Verilen metin ::
%%

Sürekli irdelemezsem ve dengeli davranmazsam istemediğim bir Moira çıkıyor ortaya. İşte asıl o zaman ben çok üzülüyorum. Sonra çok hırslanıyorum. Bundan sonra mükemmel olacağım diye diye kendimi yiyip bitiriyorum. Ama ben mükemmel olamam, hiçbirimiz olamayız ki...

22 Kasım 2014 Cumartesi

Gıcık Oldum Birilerine

      Çalışmaya başladıktan sonra hayatımın ne kadar hızlı aktığını fark ettim. Zaman nasıl geçiyor hiç anlamıyorum. Ne zaman cuma günü geliyor hiç anlamıyorum. Bu süreçte en çok keyif aldığım şey sevgilimle zaman geçirmek. O kadar mutluyum, o kadar huzurluyum ki onunla... Saatlerce sohbet edebilirim, ya da omzunda uyuyabilirim. Ama şu an için hayat buna izin vermiyor. Onu da, ilişkimizi de Allah'a emanet ediyorum. Dua ediyorum hep bizi, onu korusun diye. Psikolojik olarak ne kadar iyi olsam da, bilirsiniz beni işte, iç sesim hep korkutuyor beni.

      Gün geçmiyor ki, kendi hayatıma şükretmek için yeni bir sebep öğrenmeyeyim. Birkaç gündür adliyede liseden bir arkadaşımla geçiriyorum öğle vakitlerini. Ne kadar güçlüymüş ki, bugüne kadar hiç anlamadım ne kadar büyük bir derdi olduğunu. Bugün yanına gittiğimde ağlıyordu. Tekerlekli sandalyede bir adam görmüş, arkasında isim yazıyormuş. Babasıyla aynı isimde, ağlamaya başlamış. Babası ALS hastalığına yakalanmış. Tedavisi yok, ölecekmiş. Ne olursa olsun onun umudu varmış. O kadar üzüldüm ki. Böyle durumlarda kilitleniyorum işte. Sarıldım, yanında olmaya çalıştım ama... Ne kadar olabilirim ki işte, onun nasıl hissettiğini anlamam imkansız. Kendi babam da hasta olduğundan korkusunu biraz anlayabilirim. Ama benim babam KOAH hastası, yani çok şükür ilaç kullanarak hayatını idame ettirebiliyor. Ama ALS hastalığı öyle değil ki. Yavaş yavaş ölüyor vücut. Süreç de çok zor...Allah'tan sabır diliyorum ve kendi halime şükrediyorum.

%%

Göreviniz ::
Günlük yazısını kaldığı yerden sürdürün. Satırlara bu iş için gerek yok.

Veriler ::
%%

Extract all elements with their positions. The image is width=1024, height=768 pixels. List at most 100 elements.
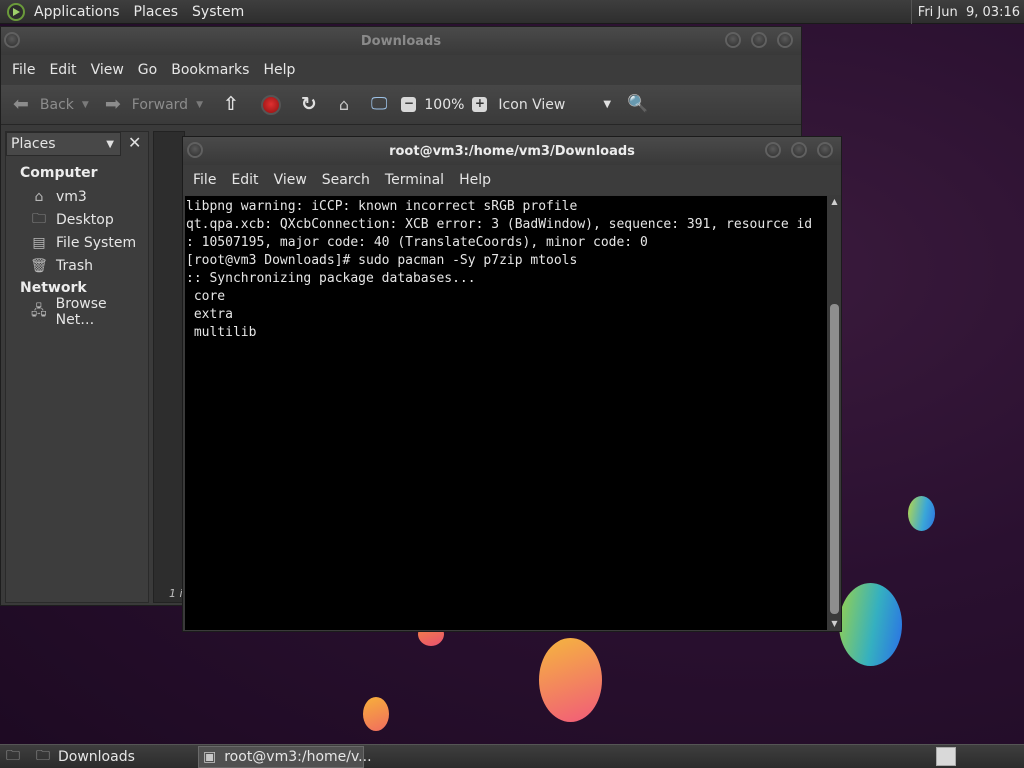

%%

Çözümlü alıştırma ::
      Geçen hafta fakülteden arkadaşlarımla buluştuk. Çok yakın olduklarım hani; Prag, Berlin, Roma ve ben. New York gelemedi maalesef. Neyse, anlatacağım şey beni çok üzdü. Aslında gün çok güzel başladı, güzel de bitti. Ben örümcek gördüm, oradan da bizim ilk tanışma zamanımızın konusu açıldı. Nasıl derseniz, biliyorum çok garip ama ben seneler önce örümcek besliyordum. Yani örümceklerden korkmuyorum ve bana çok ilginç geliyorlardı, neyse. New York da değişik bir böcek bulmuş bana getiriyordu ama ölmüştü böcek yolda. Neyse işte ben tuvalette örümcek gördüm deyince bu anıyı hatırladık, Prag da:
      "Baksana yaa Moira örümcek besliyor, New York da ona böcek getiriyor, biz nasıl arkadaş olduk bunlarla?"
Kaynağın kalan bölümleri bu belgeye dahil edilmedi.